--- Start ---

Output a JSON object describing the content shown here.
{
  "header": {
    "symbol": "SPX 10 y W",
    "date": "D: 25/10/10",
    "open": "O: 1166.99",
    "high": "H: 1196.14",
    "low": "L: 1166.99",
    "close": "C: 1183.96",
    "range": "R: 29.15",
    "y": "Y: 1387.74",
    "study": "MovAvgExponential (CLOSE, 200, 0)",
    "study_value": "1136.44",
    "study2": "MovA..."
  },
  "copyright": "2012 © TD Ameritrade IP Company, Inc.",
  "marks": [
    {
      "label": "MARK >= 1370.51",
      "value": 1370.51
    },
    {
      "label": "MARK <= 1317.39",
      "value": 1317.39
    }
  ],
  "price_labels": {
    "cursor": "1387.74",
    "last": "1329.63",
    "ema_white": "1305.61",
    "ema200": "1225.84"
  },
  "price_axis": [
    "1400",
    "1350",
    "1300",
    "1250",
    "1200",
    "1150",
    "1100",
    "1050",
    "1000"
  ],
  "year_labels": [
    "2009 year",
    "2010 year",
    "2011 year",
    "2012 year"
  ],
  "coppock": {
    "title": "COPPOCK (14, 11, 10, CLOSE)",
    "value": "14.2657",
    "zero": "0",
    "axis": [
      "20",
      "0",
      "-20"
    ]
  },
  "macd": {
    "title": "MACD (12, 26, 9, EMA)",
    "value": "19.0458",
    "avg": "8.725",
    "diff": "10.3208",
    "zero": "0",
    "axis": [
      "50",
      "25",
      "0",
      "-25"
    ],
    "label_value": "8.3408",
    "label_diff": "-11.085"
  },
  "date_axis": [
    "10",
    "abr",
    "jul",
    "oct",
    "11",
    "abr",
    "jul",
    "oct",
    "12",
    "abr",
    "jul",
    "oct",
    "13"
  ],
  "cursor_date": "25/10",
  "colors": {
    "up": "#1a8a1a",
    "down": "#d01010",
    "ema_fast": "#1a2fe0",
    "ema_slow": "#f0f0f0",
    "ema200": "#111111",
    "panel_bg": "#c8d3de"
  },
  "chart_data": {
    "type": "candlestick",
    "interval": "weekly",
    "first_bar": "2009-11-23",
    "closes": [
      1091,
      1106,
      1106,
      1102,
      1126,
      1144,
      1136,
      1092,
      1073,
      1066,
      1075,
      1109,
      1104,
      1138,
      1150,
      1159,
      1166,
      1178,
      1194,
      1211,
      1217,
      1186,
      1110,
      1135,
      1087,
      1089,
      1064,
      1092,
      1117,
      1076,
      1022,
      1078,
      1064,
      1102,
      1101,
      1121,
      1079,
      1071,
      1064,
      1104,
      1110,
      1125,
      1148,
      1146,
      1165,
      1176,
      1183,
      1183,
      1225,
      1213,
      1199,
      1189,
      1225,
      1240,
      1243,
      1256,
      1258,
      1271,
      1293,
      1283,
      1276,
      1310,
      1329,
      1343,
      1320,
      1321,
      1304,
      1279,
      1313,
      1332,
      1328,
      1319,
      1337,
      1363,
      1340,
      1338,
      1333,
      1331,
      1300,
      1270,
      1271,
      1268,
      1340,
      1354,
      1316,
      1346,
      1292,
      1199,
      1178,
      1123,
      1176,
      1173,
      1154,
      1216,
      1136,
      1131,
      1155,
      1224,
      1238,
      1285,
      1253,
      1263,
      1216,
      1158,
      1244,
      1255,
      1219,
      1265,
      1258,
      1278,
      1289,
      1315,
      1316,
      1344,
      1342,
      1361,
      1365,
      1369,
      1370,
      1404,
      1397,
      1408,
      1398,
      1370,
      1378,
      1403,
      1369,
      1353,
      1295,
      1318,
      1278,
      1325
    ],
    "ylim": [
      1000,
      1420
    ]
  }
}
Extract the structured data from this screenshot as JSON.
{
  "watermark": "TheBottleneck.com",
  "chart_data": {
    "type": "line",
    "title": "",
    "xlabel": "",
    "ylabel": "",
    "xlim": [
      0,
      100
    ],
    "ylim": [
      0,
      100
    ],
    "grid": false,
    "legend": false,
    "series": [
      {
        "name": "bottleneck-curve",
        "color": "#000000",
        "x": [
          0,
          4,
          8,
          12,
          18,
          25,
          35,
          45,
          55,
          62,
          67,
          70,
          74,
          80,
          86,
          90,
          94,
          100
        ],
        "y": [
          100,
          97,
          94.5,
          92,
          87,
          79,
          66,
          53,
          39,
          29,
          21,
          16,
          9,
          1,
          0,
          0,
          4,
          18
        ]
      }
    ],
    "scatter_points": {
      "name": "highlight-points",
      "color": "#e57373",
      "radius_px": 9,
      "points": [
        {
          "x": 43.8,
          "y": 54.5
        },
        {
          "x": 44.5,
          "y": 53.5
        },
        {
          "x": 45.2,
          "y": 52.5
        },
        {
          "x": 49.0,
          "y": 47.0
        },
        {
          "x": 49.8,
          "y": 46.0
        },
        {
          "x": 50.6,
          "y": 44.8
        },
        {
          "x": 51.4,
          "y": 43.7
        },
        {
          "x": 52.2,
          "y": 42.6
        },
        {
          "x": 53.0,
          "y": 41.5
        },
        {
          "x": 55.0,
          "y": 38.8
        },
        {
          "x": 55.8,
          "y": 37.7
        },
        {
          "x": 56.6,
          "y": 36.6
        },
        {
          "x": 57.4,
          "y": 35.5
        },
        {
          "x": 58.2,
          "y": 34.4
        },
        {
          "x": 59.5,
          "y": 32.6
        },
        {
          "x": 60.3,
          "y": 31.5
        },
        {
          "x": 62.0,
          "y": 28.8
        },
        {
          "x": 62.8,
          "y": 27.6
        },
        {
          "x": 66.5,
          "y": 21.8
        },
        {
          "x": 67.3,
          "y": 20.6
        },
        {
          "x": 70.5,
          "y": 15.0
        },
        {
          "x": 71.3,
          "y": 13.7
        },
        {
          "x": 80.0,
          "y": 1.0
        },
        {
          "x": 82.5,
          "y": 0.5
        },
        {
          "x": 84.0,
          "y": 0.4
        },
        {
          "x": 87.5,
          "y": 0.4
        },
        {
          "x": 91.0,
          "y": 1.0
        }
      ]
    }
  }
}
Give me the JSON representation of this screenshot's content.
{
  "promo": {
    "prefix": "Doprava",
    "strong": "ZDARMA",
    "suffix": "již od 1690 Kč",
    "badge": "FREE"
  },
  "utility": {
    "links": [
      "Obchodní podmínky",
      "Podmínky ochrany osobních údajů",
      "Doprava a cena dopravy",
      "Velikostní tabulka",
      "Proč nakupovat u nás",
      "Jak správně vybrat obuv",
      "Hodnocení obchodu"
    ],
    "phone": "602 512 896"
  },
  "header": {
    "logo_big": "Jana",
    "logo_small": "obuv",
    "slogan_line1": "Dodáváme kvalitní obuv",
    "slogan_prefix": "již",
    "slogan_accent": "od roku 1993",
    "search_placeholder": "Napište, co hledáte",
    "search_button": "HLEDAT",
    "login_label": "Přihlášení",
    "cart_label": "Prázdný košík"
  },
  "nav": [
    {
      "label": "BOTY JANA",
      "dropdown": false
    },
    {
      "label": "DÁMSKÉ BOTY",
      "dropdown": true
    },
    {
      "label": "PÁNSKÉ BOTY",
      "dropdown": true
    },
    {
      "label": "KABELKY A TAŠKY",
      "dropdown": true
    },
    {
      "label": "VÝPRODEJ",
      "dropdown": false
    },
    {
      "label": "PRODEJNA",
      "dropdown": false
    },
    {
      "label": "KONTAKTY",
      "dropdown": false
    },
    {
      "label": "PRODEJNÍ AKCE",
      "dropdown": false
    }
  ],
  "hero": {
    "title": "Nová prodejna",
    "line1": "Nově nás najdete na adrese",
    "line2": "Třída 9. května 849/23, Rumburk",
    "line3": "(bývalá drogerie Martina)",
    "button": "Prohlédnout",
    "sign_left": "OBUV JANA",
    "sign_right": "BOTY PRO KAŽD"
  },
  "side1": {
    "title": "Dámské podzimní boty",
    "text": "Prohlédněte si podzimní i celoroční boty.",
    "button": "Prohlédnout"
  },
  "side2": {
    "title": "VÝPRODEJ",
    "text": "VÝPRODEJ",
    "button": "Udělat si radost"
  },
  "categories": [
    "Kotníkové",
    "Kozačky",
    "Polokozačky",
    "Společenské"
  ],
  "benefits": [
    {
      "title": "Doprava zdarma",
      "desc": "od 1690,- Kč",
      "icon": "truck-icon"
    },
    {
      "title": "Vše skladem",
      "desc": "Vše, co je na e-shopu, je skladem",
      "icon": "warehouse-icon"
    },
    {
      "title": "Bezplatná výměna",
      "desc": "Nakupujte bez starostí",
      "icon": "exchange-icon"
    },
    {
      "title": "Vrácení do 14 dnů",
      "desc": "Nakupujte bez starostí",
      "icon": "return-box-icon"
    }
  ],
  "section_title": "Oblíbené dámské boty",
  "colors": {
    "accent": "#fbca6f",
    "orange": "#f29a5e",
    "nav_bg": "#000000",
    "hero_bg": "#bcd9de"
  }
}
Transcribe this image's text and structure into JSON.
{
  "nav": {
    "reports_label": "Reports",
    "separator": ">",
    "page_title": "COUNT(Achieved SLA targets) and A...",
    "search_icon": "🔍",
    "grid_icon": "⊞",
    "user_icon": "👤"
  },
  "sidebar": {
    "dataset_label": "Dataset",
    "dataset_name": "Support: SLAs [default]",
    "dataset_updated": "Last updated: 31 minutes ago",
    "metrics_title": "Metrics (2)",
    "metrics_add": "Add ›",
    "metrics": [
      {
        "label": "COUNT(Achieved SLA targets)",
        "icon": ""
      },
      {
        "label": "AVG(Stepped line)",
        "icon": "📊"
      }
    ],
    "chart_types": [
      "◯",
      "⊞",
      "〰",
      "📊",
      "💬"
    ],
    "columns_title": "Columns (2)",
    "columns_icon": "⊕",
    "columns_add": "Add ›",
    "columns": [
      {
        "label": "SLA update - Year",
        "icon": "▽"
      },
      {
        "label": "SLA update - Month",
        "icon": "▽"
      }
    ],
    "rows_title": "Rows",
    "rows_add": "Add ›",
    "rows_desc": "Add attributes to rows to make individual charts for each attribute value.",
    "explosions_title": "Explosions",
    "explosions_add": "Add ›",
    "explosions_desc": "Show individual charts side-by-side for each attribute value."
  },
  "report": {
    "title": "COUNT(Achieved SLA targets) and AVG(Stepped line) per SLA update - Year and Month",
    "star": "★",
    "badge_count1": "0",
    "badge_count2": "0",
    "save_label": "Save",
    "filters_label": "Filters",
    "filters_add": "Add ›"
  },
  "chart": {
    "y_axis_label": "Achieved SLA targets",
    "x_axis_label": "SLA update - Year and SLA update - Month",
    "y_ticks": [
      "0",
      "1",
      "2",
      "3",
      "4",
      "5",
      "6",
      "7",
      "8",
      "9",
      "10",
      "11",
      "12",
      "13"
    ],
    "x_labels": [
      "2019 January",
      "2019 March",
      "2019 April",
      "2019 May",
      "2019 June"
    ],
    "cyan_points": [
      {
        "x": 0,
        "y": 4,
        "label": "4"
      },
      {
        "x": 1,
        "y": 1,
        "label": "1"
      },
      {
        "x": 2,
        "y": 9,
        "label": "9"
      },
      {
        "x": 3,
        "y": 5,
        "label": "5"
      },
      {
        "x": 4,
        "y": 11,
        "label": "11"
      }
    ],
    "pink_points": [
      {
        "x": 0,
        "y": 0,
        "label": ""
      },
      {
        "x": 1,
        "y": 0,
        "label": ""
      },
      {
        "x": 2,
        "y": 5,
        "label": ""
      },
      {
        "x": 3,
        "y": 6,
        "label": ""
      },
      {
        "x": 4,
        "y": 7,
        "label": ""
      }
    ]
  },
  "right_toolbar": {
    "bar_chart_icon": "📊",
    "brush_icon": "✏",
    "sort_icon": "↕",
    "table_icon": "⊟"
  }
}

--- End ---

# Given exercise:
Return all lines of the material above in which the word "JSON" occurs.

# Answer for this exercise:
Output a JSON object describing the content shown here.
Extract the structured data from this screenshot as JSON.
Give me the JSON representation of this screenshot's content.
Transcribe this image's text and structure into JSON.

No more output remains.